== Source text
The Critical Ear Classical Music
By CRAIG SMITH, IMAGES COURTESY SANTA FE OPERA; PHOTO ROBERT GODWIN; PHOTO BY KEN HOWARD
Love me tender, leave me not
When it comes to affection, Shakespeare said it all: “The course of true love never did run smooth.” In fact, I’ve always felt that Lysander in A Midsummer Night’s Dream was musing on love’s theatrical curse rather than its human course.
Think about it. Opera tragic or comic, musical comedy or melodrama — lovebirds get it in the neck as often as not. Families, fate, misunderstandings, malice, accidents, attitudes — there’s always something.
Many love stories end in tears: Manon, La Forza del Destino, Lohengrin, West Side Story. Others end in laughter or escape, with wedding and bedding just around the corner: The Barber of Seville, Gianni Schicchi, Oklahoma!, L’Heure Espagnol.
A few even leave the denouement uncertain at curtain fall. In Gershwin’s Porgy and Bess, the heroic Porgy goes off in his goat cart to follow Bess, who has been seduced away from Catfish Row by Sportin’ Life. Even if Porgy finds her, will she return with him? No matter which way the dice roll, c’est l’amour.
The Santa Fe Opera comes down on the lighter side of love for its 2008 preseason performance of a one-act comic opera, the third in as many years. Bizet’s Dr. Miracle, which included the cast cooking and eating an omelet onstage, was mounted in 2006. In 2007, it was The Night Bell, Donizetti’s tale of thwarted-lover revenge.
This year, Nino Rota’s The Timid Twosome (I due timidi) is the choice. It seems that while sweet, young Mariuccia and ardent lad Raimondo are in love, they’re too timid to lock eyes, let alone lips. When Raimondo is knocked out in an accident, amorous
consequences follow.
Rota’s (1911-1979) huge canon of film scores include Zeffirelli’s Romeo and Juliet, Fellini’s La Dolce Vita, and the first two films in Coppola’s The Godfather series. He also wrote well-received operas, ballets, and orchestral works. Santa Fe Opera gave the American premiere of The Italian Straw Hat in 1977.
The Timid Twosome, which runs one hour, plays at the Scottish Rite Center, 463 Paseo de Peralta, at 7 p.m. on Saturday, May 31, and on Wednesday, June 4. It continues at 7 p.m. on June 6, 7, 11, and 13. There are 4 p.m. matinees on June 7 and 14.
Tickets are $10 (main floor) and $5 (balcony) at the door and are on sale an hour before curtain. For information, call 986-5955.
====
== Supplied information
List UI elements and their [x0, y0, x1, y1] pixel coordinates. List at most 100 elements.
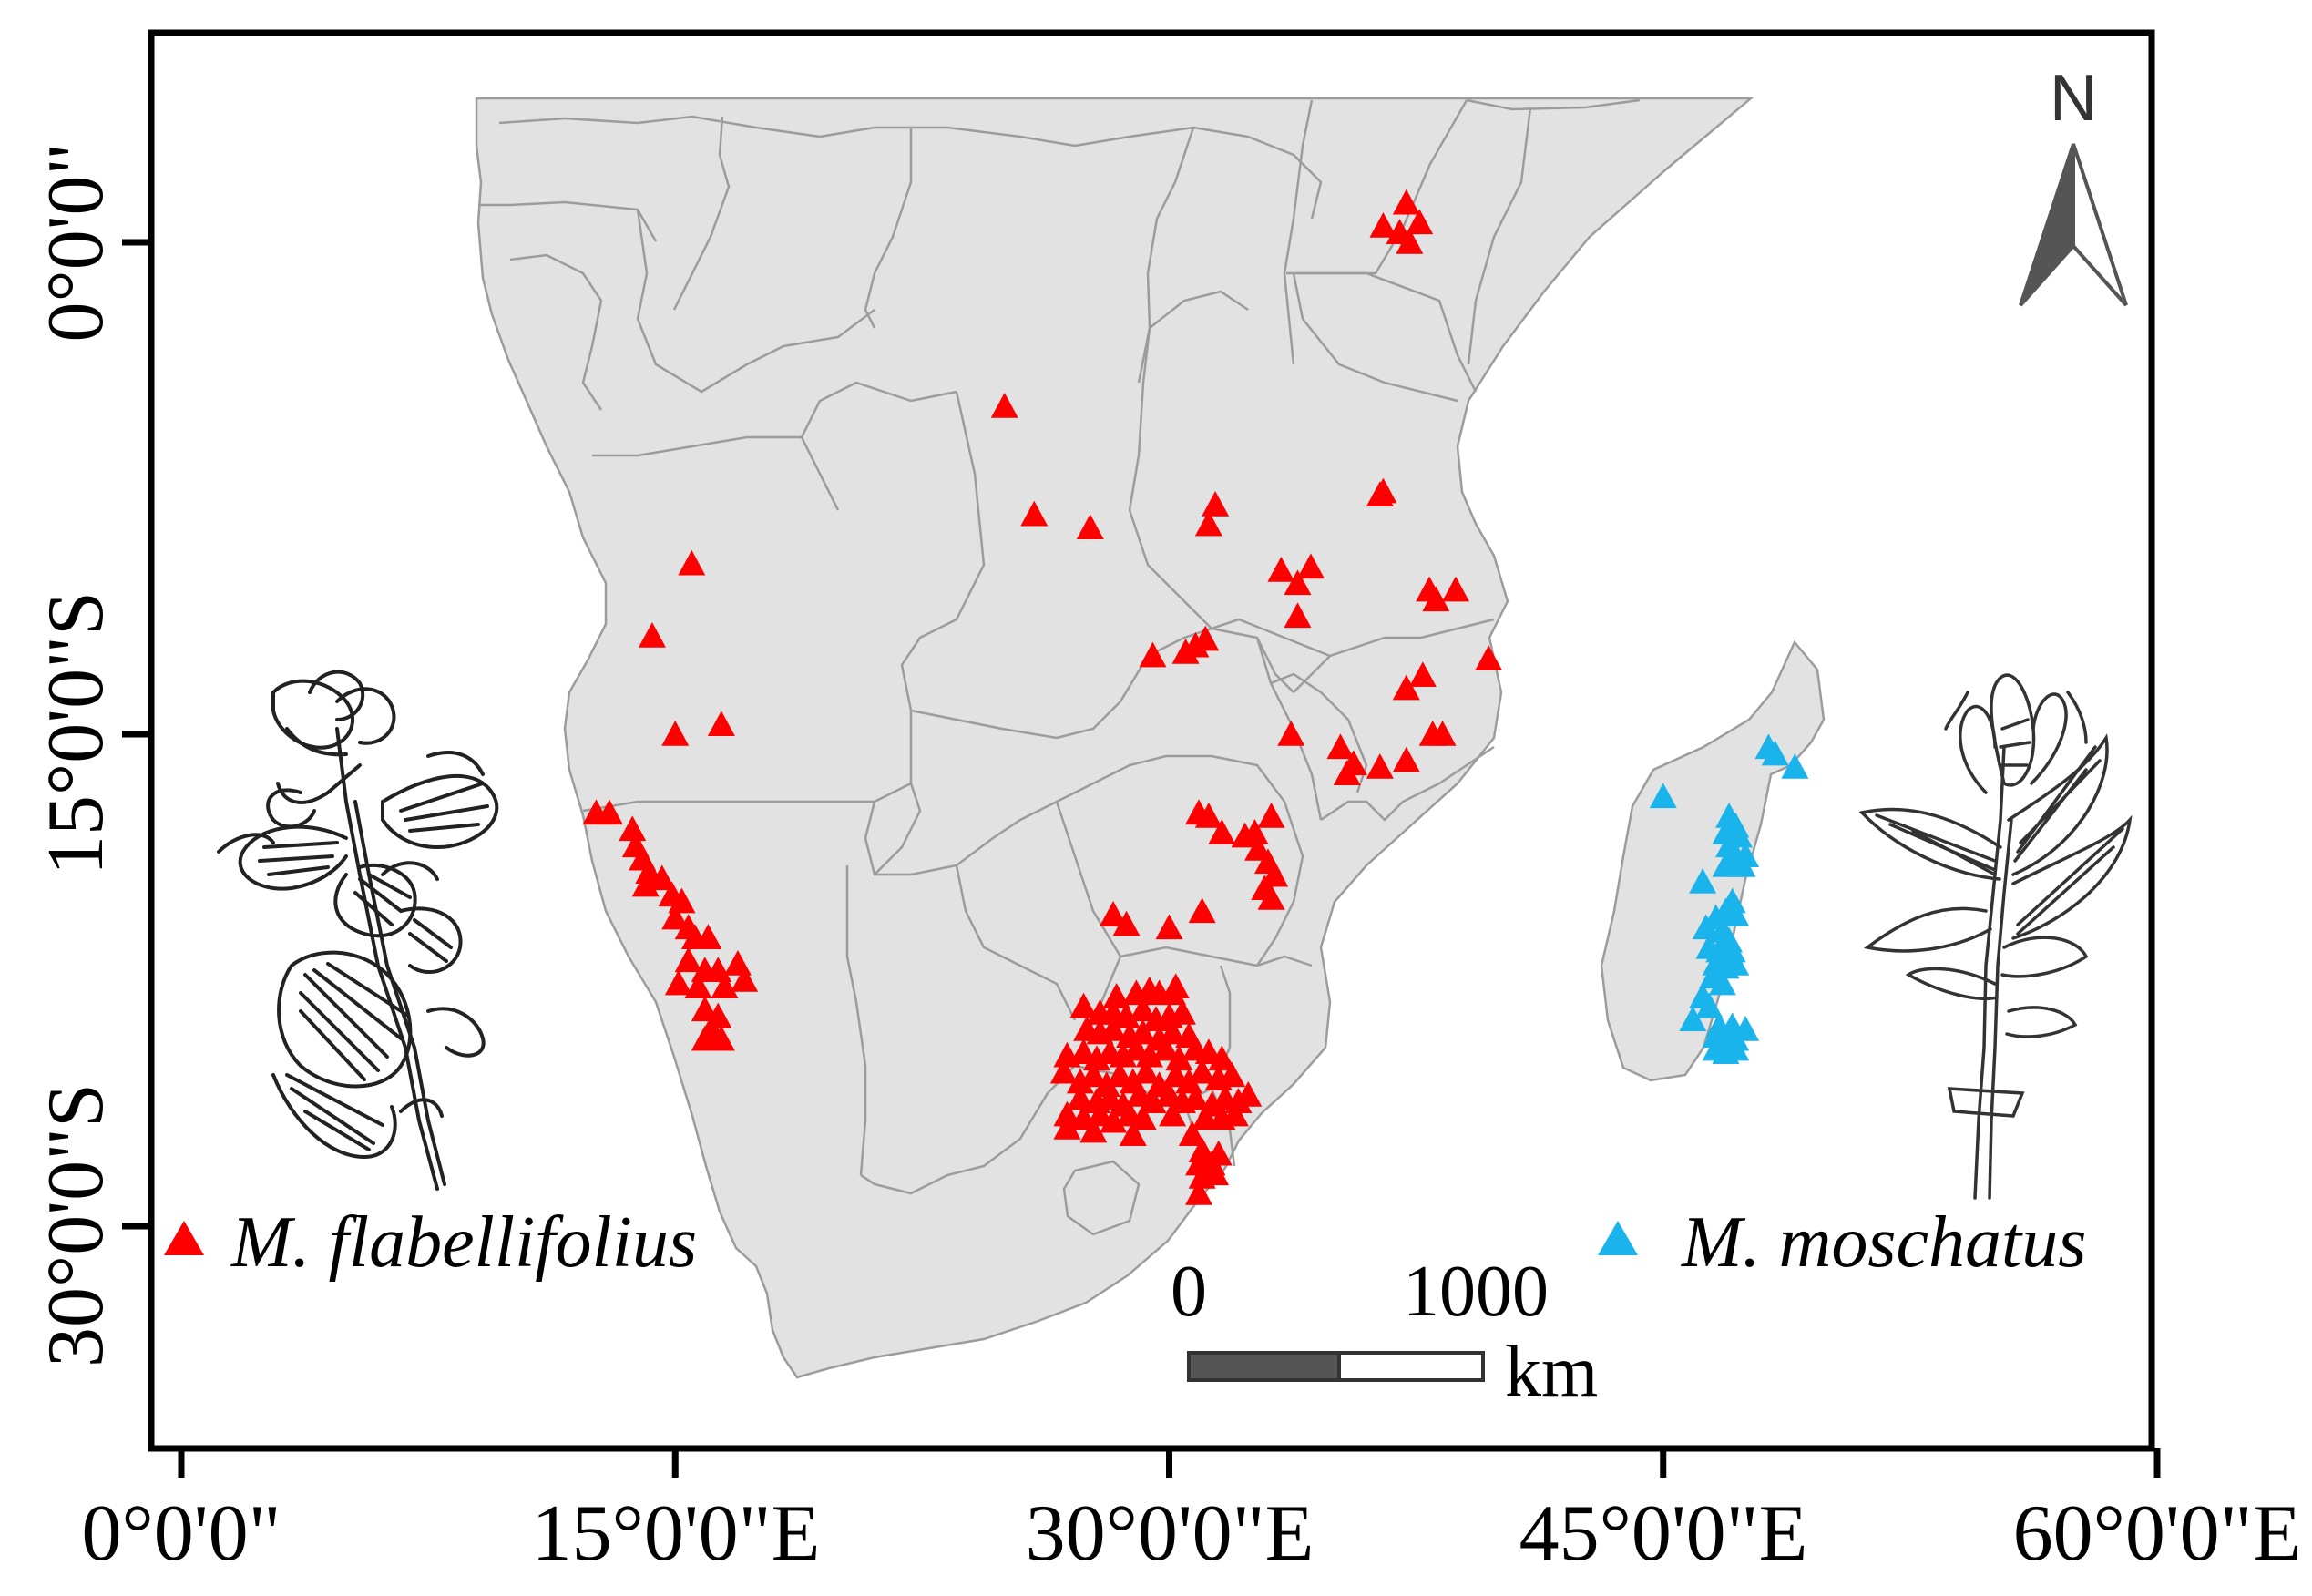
occurrence-point-flabellifolius [674, 946, 702, 973]
north-arrow-icon: N [2019, 62, 2128, 307]
occurrence-point-flabellifolius [1082, 1045, 1110, 1071]
occurrence-point-flabellifolius [1257, 803, 1285, 828]
y-tick-label: 0°0'0" [32, 143, 120, 343]
occurrence-point-flabellifolius [1422, 586, 1450, 612]
occurrence-point-flabellifolius [1277, 721, 1305, 746]
occurrence-point-flabellifolius [1112, 910, 1141, 936]
leaf-sketch-icon [1858, 673, 2133, 1200]
occurrence-point-flabellifolius [1194, 803, 1222, 828]
occurrence-point-flabellifolius [1155, 914, 1183, 940]
occurrence-point-moschatus [1722, 950, 1750, 976]
north-label: N [2050, 62, 2097, 135]
africa-landmass [475, 97, 1754, 1379]
scale-end-label: 1000 [1403, 1252, 1549, 1332]
occurrence-point-flabellifolius [1333, 760, 1361, 785]
x-tick-label: 0°0'0" [82, 1489, 281, 1578]
occurrence-point-flabellifolius [1079, 1061, 1108, 1088]
occurrence-point-flabellifolius [1053, 1100, 1081, 1127]
x-tick-label: 60°0'0"E [2013, 1489, 2302, 1578]
occurrence-point-flabellifolius [1241, 819, 1269, 844]
occurrence-point-flabellifolius [707, 711, 735, 736]
occurrence-point-flabellifolius [661, 904, 690, 930]
occurrence-point-flabellifolius [1076, 514, 1104, 539]
occurrence-point-moschatus [1728, 852, 1756, 877]
occurrence-point-flabellifolius [1053, 1114, 1081, 1140]
occurrence-point-flabellifolius [1442, 576, 1470, 602]
flower-sketch-icon [217, 670, 499, 1191]
occurrence-point-moschatus [1781, 753, 1809, 779]
occurrence-point-flabellifolius [1221, 1100, 1249, 1127]
occurrence-point-flabellifolius [1234, 1081, 1263, 1107]
x-tick-label: 45°0'0"E [1519, 1489, 1808, 1578]
occurrence-point-flabellifolius [1129, 1104, 1157, 1130]
scale-unit-label: km [1505, 1332, 1598, 1412]
occurrence-point-flabellifolius [1092, 1071, 1120, 1097]
occurrence-point-flabellifolius [1257, 885, 1285, 910]
x-tick-label: 15°0'0"E [532, 1489, 821, 1578]
y-tick-label: 30°0'0"S [32, 1083, 120, 1367]
occurrence-point-moschatus [1649, 783, 1677, 809]
occurrence-point-flabellifolius [1475, 645, 1503, 670]
occurrence-point-flabellifolius [1182, 1084, 1210, 1110]
moschatus-points [1649, 733, 1809, 1064]
occurrence-point-flabellifolius [1159, 1100, 1187, 1127]
occurrence-point-flabellifolius [1366, 481, 1394, 506]
occurrence-point-flabellifolius [1392, 189, 1420, 215]
flabellifolius-points [582, 189, 1503, 1205]
occurrence-point-moschatus [1695, 992, 1724, 1018]
occurrence-point-flabellifolius [631, 871, 660, 897]
occurrence-point-flabellifolius [1100, 1016, 1128, 1041]
occurrence-point-flabellifolius [1151, 1035, 1180, 1061]
occurrence-point-flabellifolius [1102, 983, 1130, 1008]
occurrence-point-flabellifolius [1408, 661, 1437, 687]
occurrence-point-flabellifolius [990, 393, 1018, 418]
occurrence-point-flabellifolius [1100, 1107, 1128, 1133]
occurrence-point-flabellifolius [1396, 229, 1424, 254]
scale-start-label: 0 [1171, 1252, 1207, 1332]
occurrence-point-flabellifolius [1066, 1068, 1094, 1094]
occurrence-point-flabellifolius [1112, 1002, 1141, 1028]
occurrence-point-flabellifolius [1202, 491, 1230, 517]
occurrence-point-flabellifolius [1284, 569, 1312, 596]
occurrence-point-flabellifolius [619, 815, 647, 842]
y-tick-label: 15°0'0"S [32, 591, 120, 875]
legend-moschatus: M. moschatus [1598, 1202, 2086, 1283]
occurrence-point-flabellifolius [1139, 641, 1167, 668]
occurrence-point-flabellifolius [1296, 553, 1325, 579]
occurrence-point-flabellifolius [1165, 1045, 1193, 1071]
occurrence-point-flabellifolius [648, 864, 676, 891]
legend-flabellifolius: M. flabellifolius [164, 1202, 697, 1283]
legend-marker-red-triangle [164, 1221, 204, 1255]
occurrence-point-flabellifolius [1161, 973, 1190, 998]
occurrence-point-moschatus [1679, 1006, 1707, 1031]
occurrence-point-flabellifolius [694, 924, 722, 949]
occurrence-point-flabellifolius [1284, 602, 1312, 629]
occurrence-point-flabellifolius [1185, 1180, 1213, 1205]
occurrence-point-flabellifolius [1020, 500, 1049, 527]
legend-label-flabellifolius: M. flabellifolius [230, 1202, 697, 1283]
occurrence-point-flabellifolius [1218, 1061, 1246, 1088]
occurrence-point-flabellifolius [595, 799, 623, 825]
occurrence-point-flabellifolius [1366, 753, 1394, 779]
occurrence-point-flabellifolius [1129, 996, 1157, 1022]
legend-marker-blue-triangle [1598, 1221, 1638, 1255]
occurrence-point-flabellifolius [661, 721, 690, 746]
occurrence-point-moschatus [1708, 969, 1736, 996]
occurrence-point-flabellifolius [1406, 209, 1434, 235]
occurrence-point-flabellifolius [711, 973, 739, 998]
occurrence-point-flabellifolius [1428, 721, 1457, 746]
occurrence-point-flabellifolius [1326, 733, 1355, 760]
occurrence-point-moschatus [1722, 901, 1750, 926]
legend-label-moschatus: M. moschatus [1681, 1202, 2086, 1283]
occurrence-point-moschatus [1689, 868, 1717, 894]
occurrence-point-flabellifolius [1188, 1058, 1216, 1084]
country-borders [478, 98, 1641, 1195]
occurrence-point-flabellifolius [1168, 999, 1196, 1025]
scale-bar: 0 1000 km [1171, 1252, 1598, 1412]
y-tick-labels: 0°0'0" 15°0'0"S 30°0'0"S [32, 143, 120, 1367]
occurrence-point-flabellifolius [1369, 212, 1397, 238]
occurrence-point-moschatus [1722, 1035, 1750, 1061]
occurrence-point-flabellifolius [1392, 746, 1420, 772]
occurrence-point-flabellifolius [1109, 1041, 1137, 1068]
====
• Exercise brief: Output the passage of the opera column from "This year, Nino" to "Hat in 1977.", word for word. The items are separate material, unrelated to the opera column.

• Task answer:
This year, Nino Rota’s The Timid Twosome (I due timidi) is the choice. It seems that while sweet, young Mariuccia and ardent lad Raimondo are in love, they’re too timid to lock eyes, let alone lips. When Raimondo is knocked out in an accident, amorous
consequences follow.
Rota’s (1911-1979) huge canon of film scores include Zeffirelli’s Romeo and Juliet, Fellini’s La Dolce Vita, and the first two films in Coppola’s The Godfather series. He also wrote well-received operas, ballets, and orchestral works. Santa Fe Opera gave the American premiere of The Italian Straw Hat in 1977.